◆ EXERCISE: Look through the entries and report how many lines include the word "value". Give the number alone.

◆ PROVIDED RECORDS:
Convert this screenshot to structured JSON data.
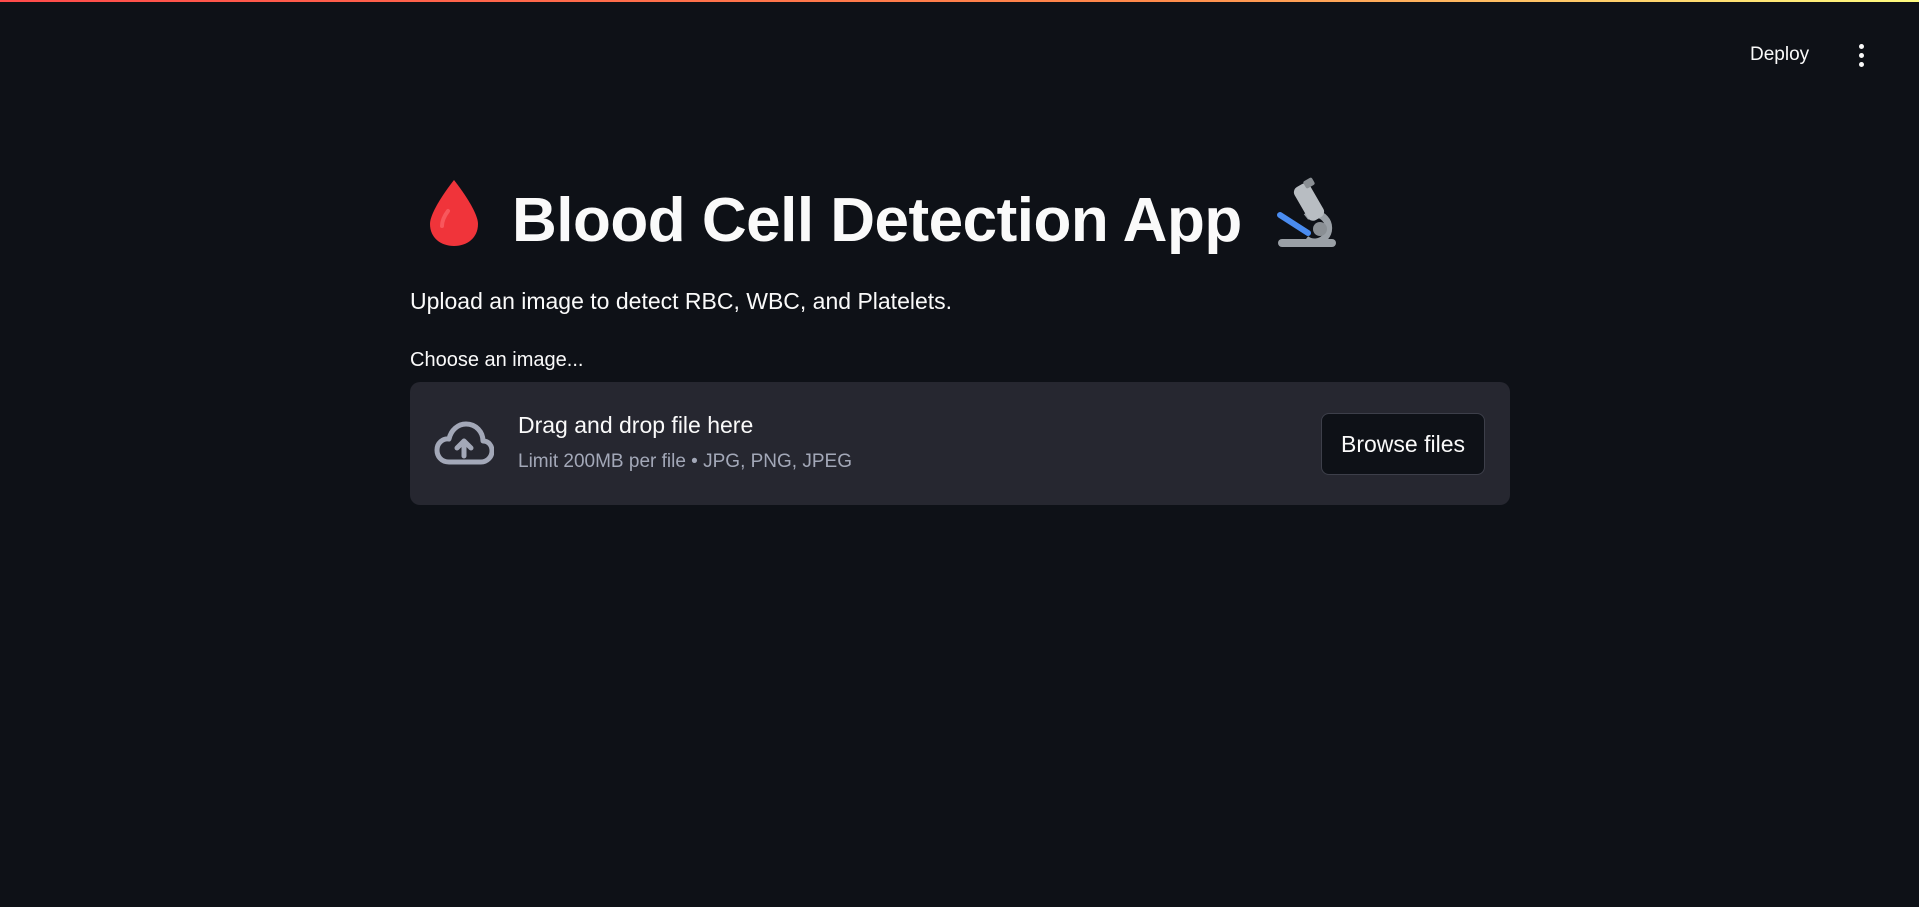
{
  "header": {
    "deploy_label": "Deploy",
    "menu_icon": "vertical-dots-icon"
  },
  "main": {
    "title": "Blood Cell Detection App",
    "title_icons": [
      "blood-drop-icon",
      "microscope-icon"
    ],
    "subtitle": "Upload an image to detect RBC, WBC, and Platelets.",
    "uploader": {
      "label": "Choose an image...",
      "drop_text": "Drag and drop file here",
      "limit_text": "Limit 200MB per file • JPG, PNG, JPEG",
      "browse_label": "Browse files",
      "icon": "cloud-upload-icon"
    }
  },
  "colors": {
    "background": "#0e1117",
    "dropzone": "#262730",
    "text": "#fafafa",
    "muted": "#a3a8b8",
    "accent": "#ff4b4b"
  }
}
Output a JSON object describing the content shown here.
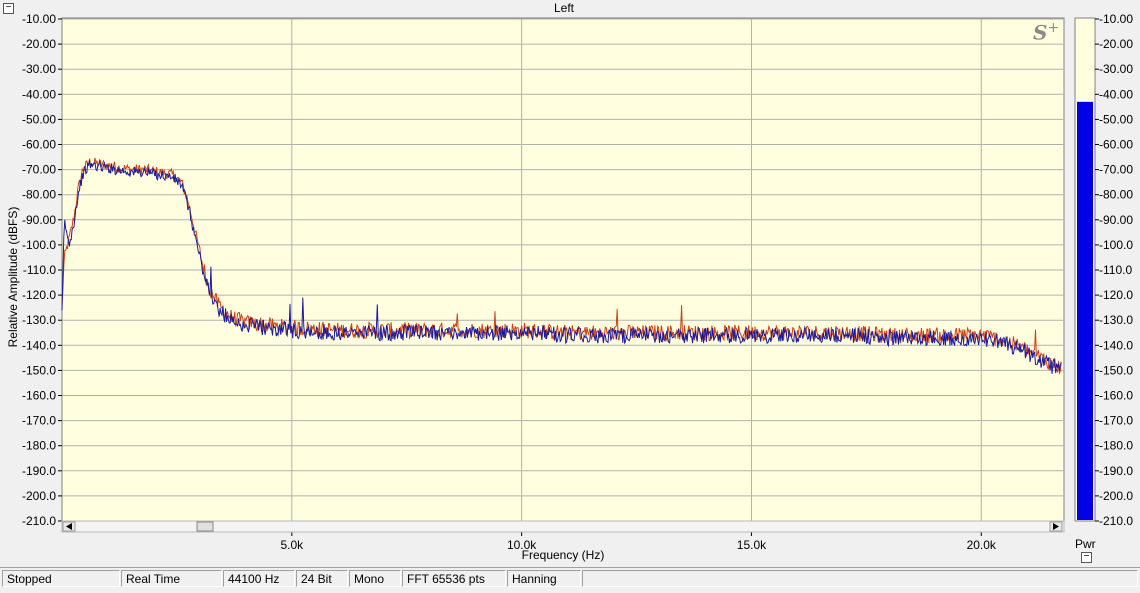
{
  "window": {
    "title": "Left",
    "minimize_glyph": "−"
  },
  "chart_data": {
    "type": "line",
    "title": "Left",
    "xlabel": "Frequency (Hz)",
    "ylabel": "Relative Amplitude (dBFS)",
    "xlim": [
      0,
      21800
    ],
    "ylim": [
      -210,
      -10
    ],
    "x_ticks": [
      {
        "value": 5000,
        "label": "5.0k"
      },
      {
        "value": 10000,
        "label": "10.0k"
      },
      {
        "value": 15000,
        "label": "15.0k"
      },
      {
        "value": 20000,
        "label": "20.0k"
      }
    ],
    "y_ticks": [
      "-10.00",
      "-20.00",
      "-30.00",
      "-40.00",
      "-50.00",
      "-60.00",
      "-70.00",
      "-80.00",
      "-90.00",
      "-100.0",
      "-110.0",
      "-120.0",
      "-130.0",
      "-140.0",
      "-150.0",
      "-160.0",
      "-170.0",
      "-180.0",
      "-190.0",
      "-200.0",
      "-210.0"
    ],
    "grid": true,
    "series": [
      {
        "color": "#d04010",
        "x": [
          0,
          50,
          150,
          250,
          350,
          450,
          600,
          900,
          1200,
          1500,
          1800,
          2100,
          2400,
          2600,
          2750,
          2900,
          3050,
          3200,
          3400,
          3700,
          4000,
          4500,
          5000,
          6000,
          7000,
          8000,
          9000,
          10000,
          11000,
          12000,
          13000,
          14000,
          15000,
          16000,
          17000,
          18000,
          19000,
          20000,
          20500,
          21000,
          21400,
          21750
        ],
        "y": [
          -125,
          -105,
          -98,
          -90,
          -78,
          -70,
          -67,
          -68,
          -69,
          -70,
          -70,
          -71,
          -72,
          -75,
          -83,
          -95,
          -107,
          -117,
          -124,
          -129,
          -131,
          -132,
          -133,
          -134,
          -134,
          -134,
          -134,
          -134,
          -135,
          -135,
          -135,
          -135,
          -135,
          -135,
          -135,
          -136,
          -136,
          -136,
          -138,
          -142,
          -146,
          -149
        ]
      },
      {
        "color": "#1a1aa0",
        "x": [
          0,
          50,
          150,
          250,
          350,
          450,
          600,
          900,
          1200,
          1500,
          1800,
          2100,
          2400,
          2600,
          2750,
          2900,
          3050,
          3200,
          3400,
          3700,
          4000,
          4500,
          5000,
          6000,
          7000,
          8000,
          9000,
          10000,
          11000,
          12000,
          13000,
          14000,
          15000,
          16000,
          17000,
          18000,
          19000,
          20000,
          20500,
          21000,
          21400,
          21750
        ],
        "y": [
          -128,
          -90,
          -100,
          -92,
          -80,
          -72,
          -68,
          -69,
          -70,
          -71,
          -71,
          -72,
          -73,
          -76,
          -85,
          -97,
          -109,
          -119,
          -126,
          -130,
          -132,
          -133,
          -134,
          -135,
          -135,
          -135,
          -135,
          -135,
          -136,
          -136,
          -136,
          -136,
          -136,
          -136,
          -136,
          -137,
          -137,
          -137,
          -139,
          -143,
          -147,
          -150
        ]
      }
    ]
  },
  "meter": {
    "label": "Pwr",
    "ylim": [
      -210,
      -10
    ],
    "value": -43,
    "bar_color": "#0000e8",
    "y_ticks": [
      "-10.00",
      "-20.00",
      "-30.00",
      "-40.00",
      "-50.00",
      "-60.00",
      "-70.00",
      "-80.00",
      "-90.00",
      "-100.0",
      "-110.0",
      "-120.0",
      "-130.0",
      "-140.0",
      "-150.0",
      "-160.0",
      "-170.0",
      "-180.0",
      "-190.0",
      "-200.0",
      "-210.0"
    ]
  },
  "status": {
    "state": "Stopped",
    "mode": "Real Time",
    "sample_rate": "44100 Hz",
    "bit_depth": "24 Bit",
    "channels": "Mono",
    "fft_size": "FFT 65536 pts",
    "window": "Hanning"
  },
  "colors": {
    "plot_bg": "#ffffe0",
    "grid": "#b0b0b0"
  },
  "logo": {
    "text": "S",
    "sup": "+"
  }
}
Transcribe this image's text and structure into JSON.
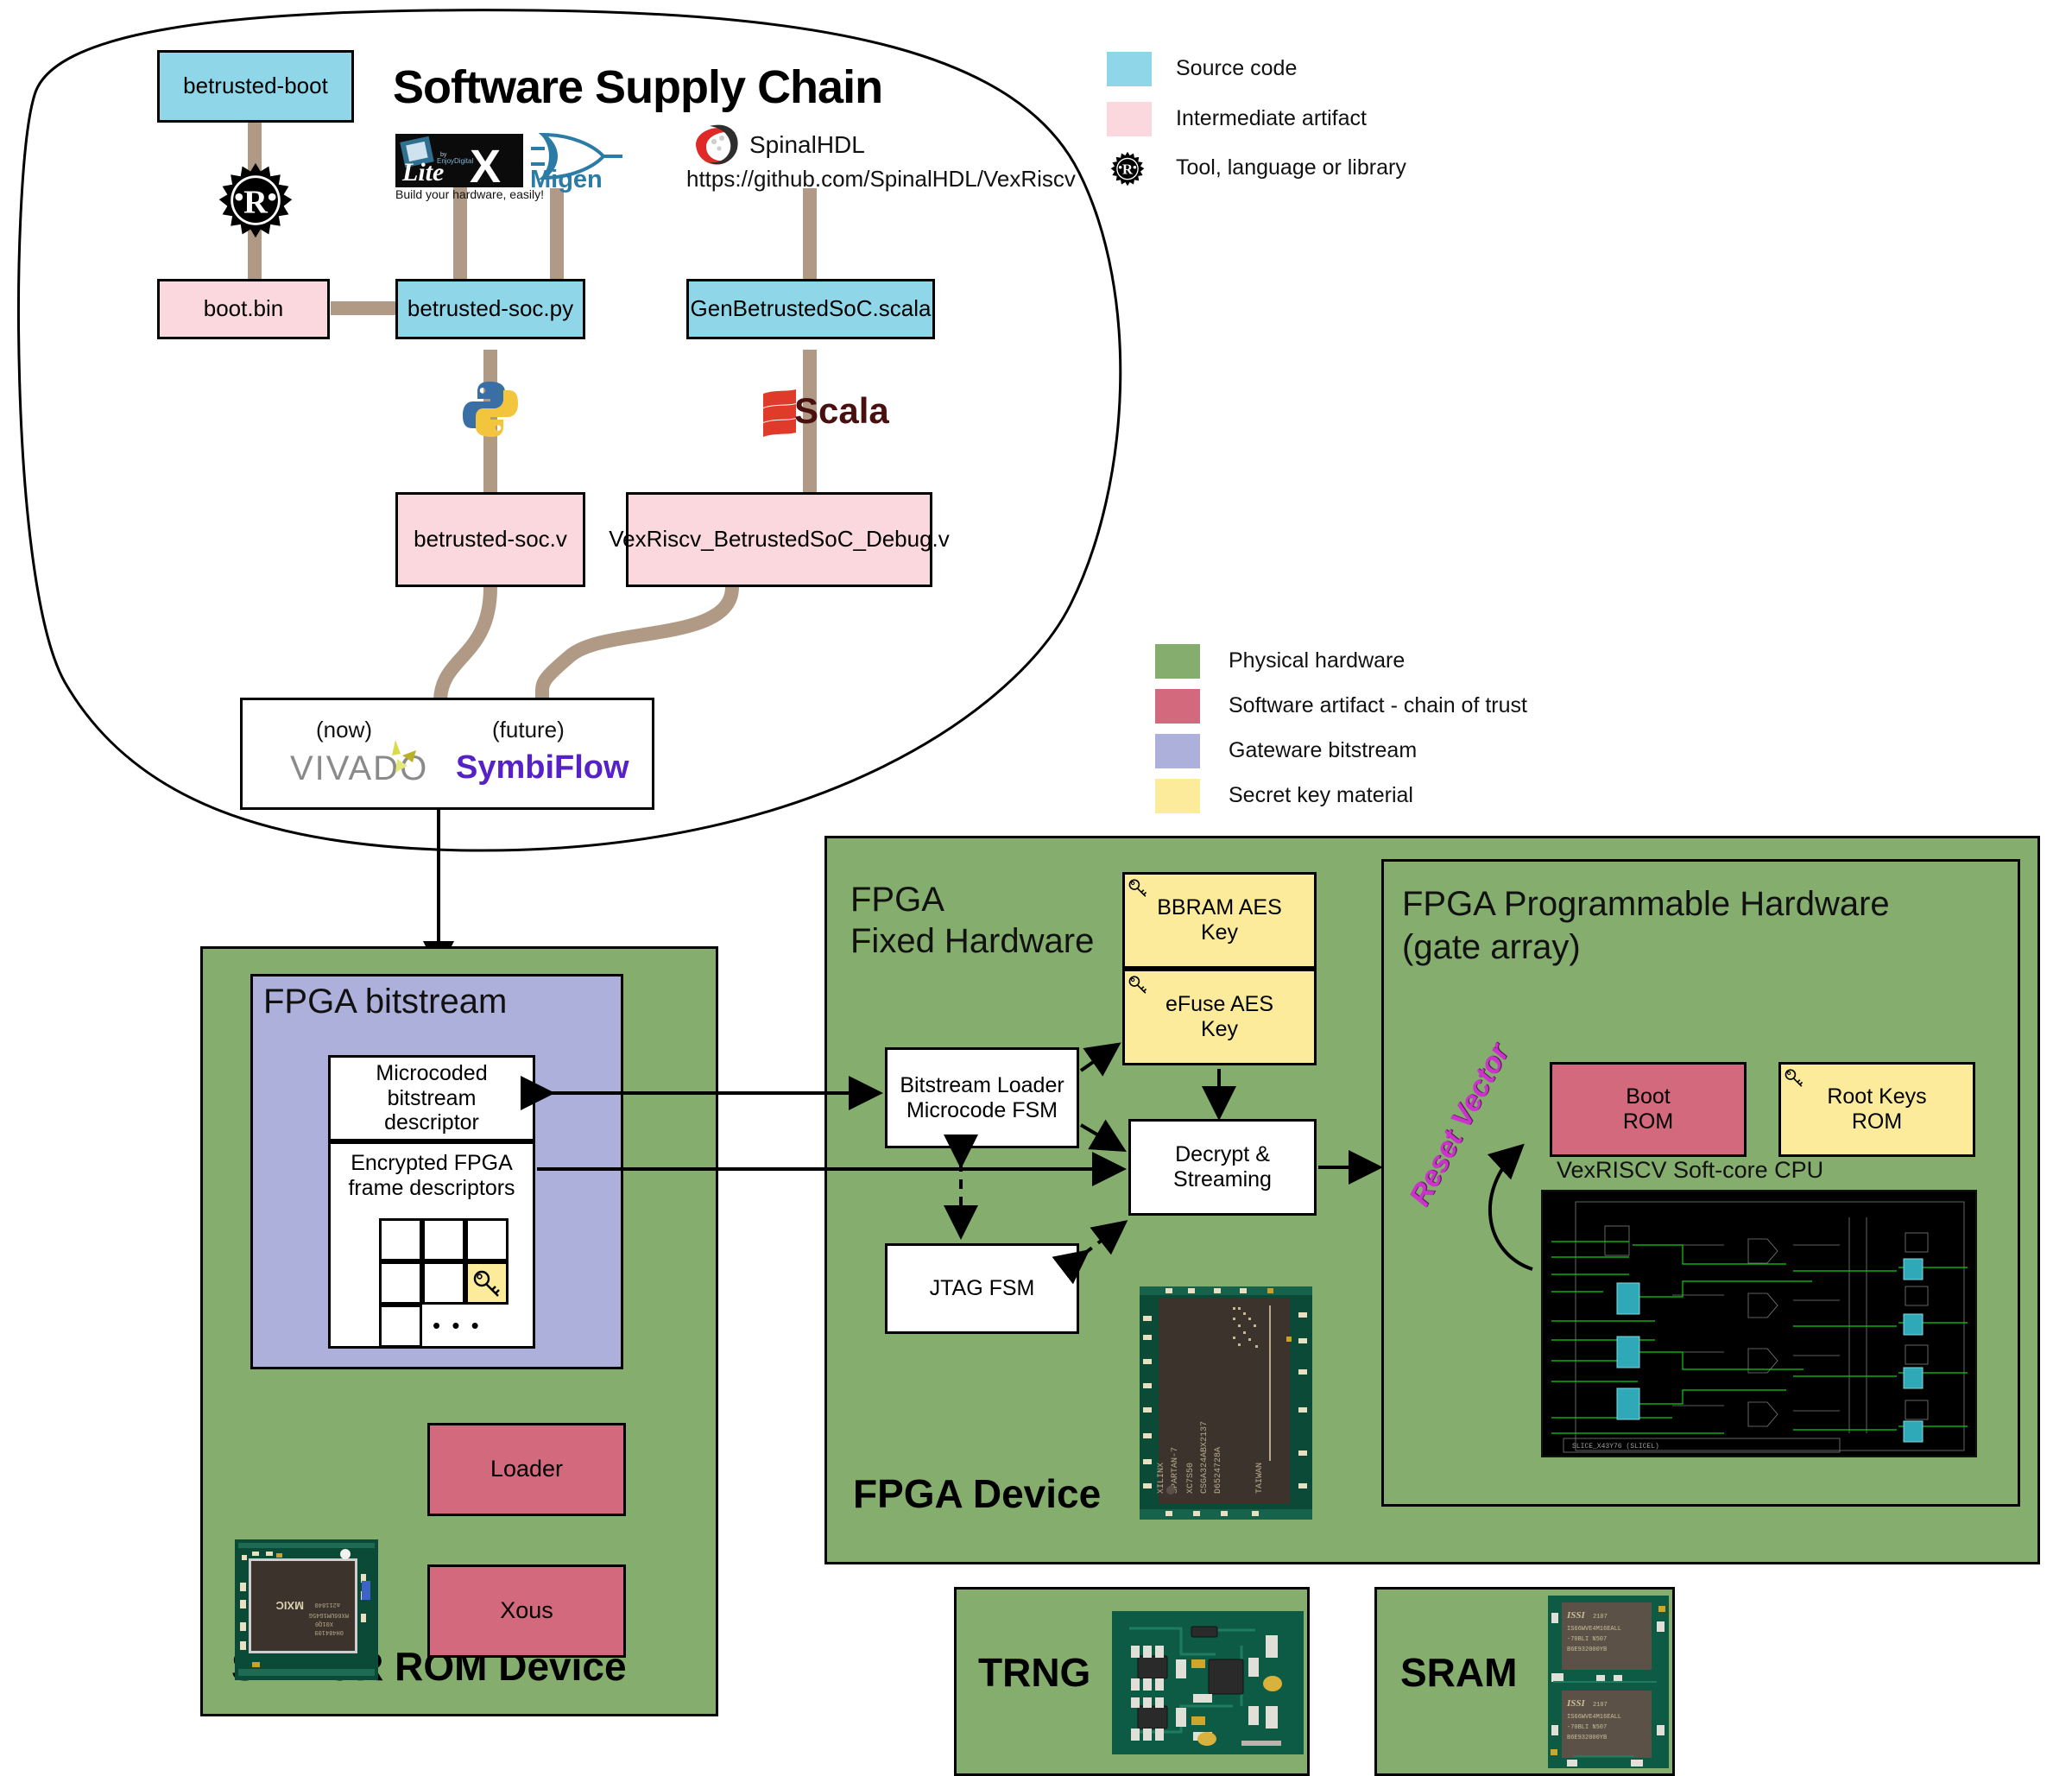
{
  "title": "Software Supply Chain",
  "legend_top": {
    "items": [
      {
        "label": "Source code",
        "color": "#8fd7e8",
        "kind": "swatch"
      },
      {
        "label": "Intermediate artifact",
        "color": "#fbd8de",
        "kind": "swatch"
      },
      {
        "label": "Tool, language or library",
        "color": "#000000",
        "kind": "rust-icon"
      }
    ]
  },
  "legend_bottom": {
    "items": [
      {
        "label": "Physical hardware",
        "color": "#85ad6e"
      },
      {
        "label": "Software artifact - chain of trust",
        "color": "#d2697c"
      },
      {
        "label": "Gateware bitstream",
        "color": "#aeb0dc"
      },
      {
        "label": " Secret key material",
        "color": "#fbeb9b"
      }
    ]
  },
  "supply_chain": {
    "betrusted_boot": "betrusted-boot",
    "boot_bin": "boot.bin",
    "betrusted_soc_py": "betrusted-soc.py",
    "gen_betrusted_soc_scala": "GenBetrustedSoC.scala",
    "betrusted_soc_v": "betrusted-soc.v",
    "vexriscv_debug_v": "VexRiscv_BetrustedSoC_Debug.v",
    "tools": {
      "rust": "Rust",
      "litex": "LiteX",
      "litex_tagline": "Build your hardware, easily!",
      "migen": "Migen",
      "spinalhdl": "SpinalHDL",
      "spinalhdl_url": "https://github.com/SpinalHDL/VexRiscv",
      "python": "Python",
      "scala": "Scala"
    },
    "synth_box": {
      "now_label": "(now)",
      "future_label": "(future)",
      "now_tool": "VIVADO",
      "future_tool": "SymbiFlow"
    }
  },
  "spinor": {
    "device_title": "SPINOR ROM Device",
    "bitstream_title": "FPGA bitstream",
    "microcoded_descriptor": "Microcoded\nbitstream\ndescriptor",
    "microcoded_descriptor_lines": [
      "Microcoded",
      "bitstream",
      "descriptor"
    ],
    "encrypted_frames": "Encrypted FPGA\nframe descriptors",
    "encrypted_frames_lines": [
      "Encrypted FPGA",
      "frame descriptors"
    ],
    "ellipsis": "• • •",
    "loader": "Loader",
    "xous": "Xous",
    "chip_photo_text": [
      "MXIC",
      "a211840",
      "MX66UM1G45G",
      "X01Q0",
      "0H484109"
    ]
  },
  "fpga_device": {
    "device_title": "FPGA Device",
    "fixed_hw_title_lines": [
      "FPGA",
      "Fixed Hardware"
    ],
    "prog_hw_title_lines": [
      "FPGA Programmable Hardware",
      "(gate array)"
    ],
    "bbram_key_lines": [
      "BBRAM AES",
      "Key"
    ],
    "efuse_key_lines": [
      "eFuse AES",
      "Key"
    ],
    "bitstream_loader_lines": [
      "Bitstream Loader",
      "Microcode FSM"
    ],
    "decrypt_lines": [
      "Decrypt &",
      "Streaming"
    ],
    "jtag_fsm": "JTAG FSM",
    "boot_rom_lines": [
      "Boot",
      "ROM"
    ],
    "root_keys_lines": [
      "Root Keys",
      "ROM"
    ],
    "reset_vector": "Reset Vector",
    "cpu_caption": "VexRISCV Soft-core CPU",
    "cpu_schematic_label": "SLICE_X43Y76 (SLICEL)",
    "fpga_chip_text": [
      "XILINX",
      "SPARTAN-7",
      "XC7S50",
      "CSGA324ABX2137",
      "D6524728A",
      "TAIWAN"
    ]
  },
  "trng": {
    "title": "TRNG"
  },
  "sram": {
    "title": "SRAM",
    "chip_text": [
      "ISSI 2107",
      "IS66WVE4M16EALL",
      "-70BLI  N507",
      "B6E932000YB"
    ]
  }
}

◆ ANSWER TO THE PROBLEM: 5